STATED TASK
Return all the entries exactly, keeping pictures out.

(Records from a data source)
----

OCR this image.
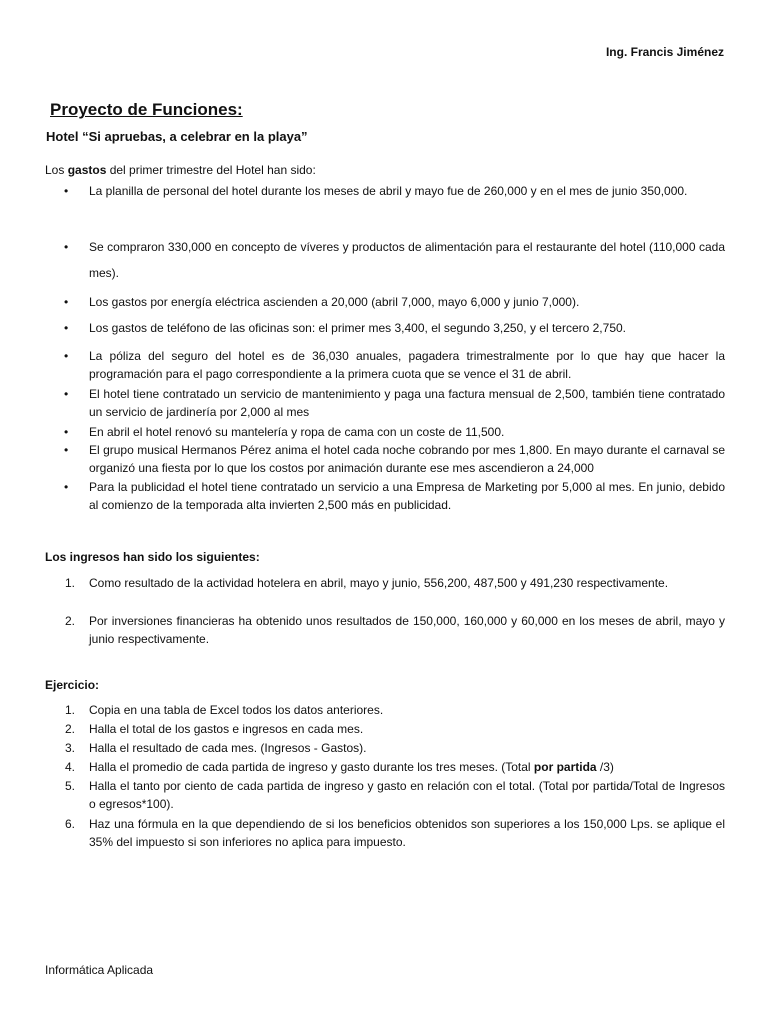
Ing. Francis Jiménez
Proyecto de Funciones:
Hotel “Si apruebas, a celebrar en la playa”

Los gastos del primer trimestre del Hotel han sido:

• La planilla de personal del hotel durante los meses de abril y mayo fue de 260,000 y en el mes de junio 350,000.
• Se compraron 330,000 en concepto de víveres y productos de alimentación para el restaurante del hotel (110,000 cada mes).
• Los gastos por energía eléctrica ascienden a 20,000 (abril 7,000, mayo 6,000 y junio 7,000).
• Los gastos de teléfono de las oficinas son: el primer mes 3,400, el segundo 3,250, y el tercero 2,750.
• La póliza del seguro del hotel es de 36,030 anuales, pagadera trimestralmente por lo que hay que hacer la programación para el pago correspondiente a la primera cuota que se vence el 31 de abril.
• El hotel tiene contratado un servicio de mantenimiento y paga una factura mensual de 2,500, también tiene contratado un servicio de jardinería por 2,000 al mes
• En abril el hotel renovó su mantelería y ropa de cama con un coste de 11,500.
• El grupo musical Hermanos Pérez anima el hotel cada noche cobrando por mes 1,800. En mayo durante el carnaval se organizó una fiesta por lo que los costos por animación durante ese mes ascendieron a 24,000
• Para la publicidad el hotel tiene contratado un servicio a una Empresa de Marketing por 5,000 al mes. En junio, debido al comienzo de la temporada alta invierten 2,500 más en publicidad.
Los ingresos han sido los siguientes:
1.	Como resultado de la actividad hotelera en abril, mayo y junio, 556,200, 487,500 y 491,230 respectivamente.
2.	Por inversiones financieras ha obtenido unos resultados de 150,000, 160,000 y 60,000 en los meses de abril, mayo y junio respectivamente.
Ejercicio:
1.	Copia en una tabla de Excel todos los datos anteriores.
2.	Halla el total de los gastos e ingresos en cada mes.
3.	Halla el resultado de cada mes. (Ingresos - Gastos).
4.	Halla el promedio de cada partida de ingreso y gasto durante los tres meses. (Total por partida /3)
5.	Halla el tanto por ciento de cada partida de ingreso y gasto en relación con el total. (Total por partida/Total de Ingresos o egresos*100).
6.	Haz una fórmula en la que dependiendo de si los beneficios obtenidos son superiores a los 150,000 Lps. se aplique el 35% del impuesto si son inferiores no aplica para impuesto.
Informática Aplicada
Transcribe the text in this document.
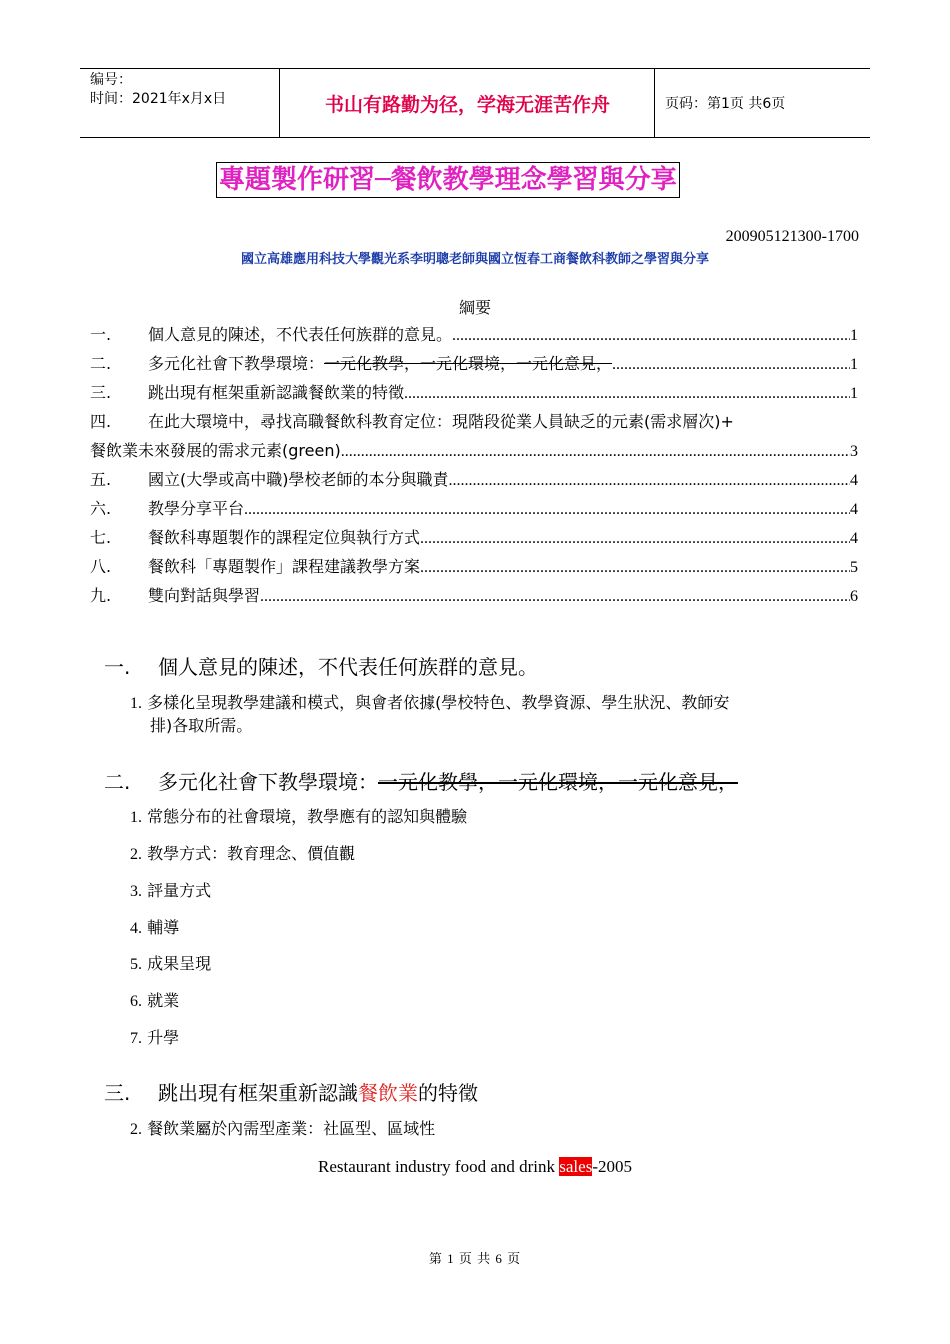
编号：
时间：2021年x月x日	书山有路勤为径，学海无涯苦作舟	页码：第1页 共6页
專題製作研習─餐飲教學理念學習與分享
200905121300-1700
國立高雄應用科技大學觀光系李明聰老師與國立恆春工商餐飲科教師之學習與分享
綱要
一.	個人意見的陳述，不代表任何族群的意見。 .....	1
二.	多元化社會下教學環境： 一元化教學，一元化環境，一元化意見， .....	1
三.	跳出現有框架重新認識餐飲業的特徵 .....	1
四.	在此大環境中，尋找高職餐飲科教育定位：現階段從業人員缺乏的元素(需求層次)+
餐飲業未來發展的需求元素(green) .....	3
五.	國立(大學或高中職)學校老師的本分與職責 .....	4
六.	教學分享平台 .....	4
七.	餐飲科專題製作的課程定位與執行方式 .....	4
八.	餐飲科「專題製作」課程建議教學方案 .....	5
九.	雙向對話與學習 .....	6
一. 個人意見的陳述，不代表任何族群的意見。
1. 多樣化呈現教學建議和模式，與會者依據(學校特色、教學資源、學生狀況、教師安
排)各取所需。
二. 多元化社會下教學環境：一元化教學，一元化環境，一元化意見，
1. 常態分布的社會環境，教學應有的認知與體驗
2. 教學方式：教育理念、價值觀
3. 評量方式
4. 輔導
5. 成果呈現
6. 就業
7. 升學
三. 跳出現有框架重新認識餐飲業的特徵
2. 餐飲業屬於內需型產業：社區型、區域性
Restaurant industry food and drink sales-2005
第 1 页 共 6 页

----

WRITTEN ANSWER
OCR this image.
Ing. Francis Jiménez
Proyecto de Funciones:
Hotel “Si apruebas, a celebrar en la playa”

Los gastos del primer trimestre del Hotel han sido:

• La planilla de personal del hotel durante los meses de abril y mayo fue de 260,000 y en el mes de junio 350,000.
• Se compraron 330,000 en concepto de víveres y productos de alimentación para el restaurante del hotel (110,000 cada mes).
• Los gastos por energía eléctrica ascienden a 20,000 (abril 7,000, mayo 6,000 y junio 7,000).
• Los gastos de teléfono de las oficinas son: el primer mes 3,400, el segundo 3,250, y el tercero 2,750.
• La póliza del seguro del hotel es de 36,030 anuales, pagadera trimestralmente por lo que hay que hacer la programación para el pago correspondiente a la primera cuota que se vence el 31 de abril.
• El hotel tiene contratado un servicio de mantenimiento y paga una factura mensual de 2,500, también tiene contratado un servicio de jardinería por 2,000 al mes
• En abril el hotel renovó su mantelería y ropa de cama con un coste de 11,500.
• El grupo musical Hermanos Pérez anima el hotel cada noche cobrando por mes 1,800. En mayo durante el carnaval se organizó una fiesta por lo que los costos por animación durante ese mes ascendieron a 24,000
• Para la publicidad el hotel tiene contratado un servicio a una Empresa de Marketing por 5,000 al mes. En junio, debido al comienzo de la temporada alta invierten 2,500 más en publicidad.
Los ingresos han sido los siguientes:
1.	Como resultado de la actividad hotelera en abril, mayo y junio, 556,200, 487,500 y 491,230 respectivamente.
2.	Por inversiones financieras ha obtenido unos resultados de 150,000, 160,000 y 60,000 en los meses de abril, mayo y junio respectivamente.
Ejercicio:
1.	Copia en una tabla de Excel todos los datos anteriores.
2.	Halla el total de los gastos e ingresos en cada mes.
3.	Halla el resultado de cada mes. (Ingresos - Gastos).
4.	Halla el promedio de cada partida de ingreso y gasto durante los tres meses. (Total por partida /3)
5.	Halla el tanto por ciento de cada partida de ingreso y gasto en relación con el total. (Total por partida/Total de Ingresos o egresos*100).
6.	Haz una fórmula en la que dependiendo de si los beneficios obtenidos son superiores a los 150,000 Lps. se aplique el 35% del impuesto si son inferiores no aplica para impuesto.
Informática Aplicada
Transcribe the text in this document.
编号：
时间：2021年x月x日	书山有路勤为径，学海无涯苦作舟	页码：第1页 共6页
專題製作研習─餐飲教學理念學習與分享
200905121300-1700
國立高雄應用科技大學觀光系李明聰老師與國立恆春工商餐飲科教師之學習與分享
綱要
一.	個人意見的陳述，不代表任何族群的意見。 .....	1
二.	多元化社會下教學環境： 一元化教學，一元化環境，一元化意見， .....	1
三.	跳出現有框架重新認識餐飲業的特徵 .....	1
四.	在此大環境中，尋找高職餐飲科教育定位：現階段從業人員缺乏的元素(需求層次)+
餐飲業未來發展的需求元素(green) .....	3
五.	國立(大學或高中職)學校老師的本分與職責 .....	4
六.	教學分享平台 .....	4
七.	餐飲科專題製作的課程定位與執行方式 .....	4
八.	餐飲科「專題製作」課程建議教學方案 .....	5
九.	雙向對話與學習 .....	6
一. 個人意見的陳述，不代表任何族群的意見。
1. 多樣化呈現教學建議和模式，與會者依據(學校特色、教學資源、學生狀況、教師安
排)各取所需。
二. 多元化社會下教學環境：一元化教學，一元化環境，一元化意見，
1. 常態分布的社會環境，教學應有的認知與體驗
2. 教學方式：教育理念、價值觀
3. 評量方式
4. 輔導
5. 成果呈現
6. 就業
7. 升學
三. 跳出現有框架重新認識餐飲業的特徵
2. 餐飲業屬於內需型產業：社區型、區域性
Restaurant industry food and drink sales-2005
第 1 页 共 6 页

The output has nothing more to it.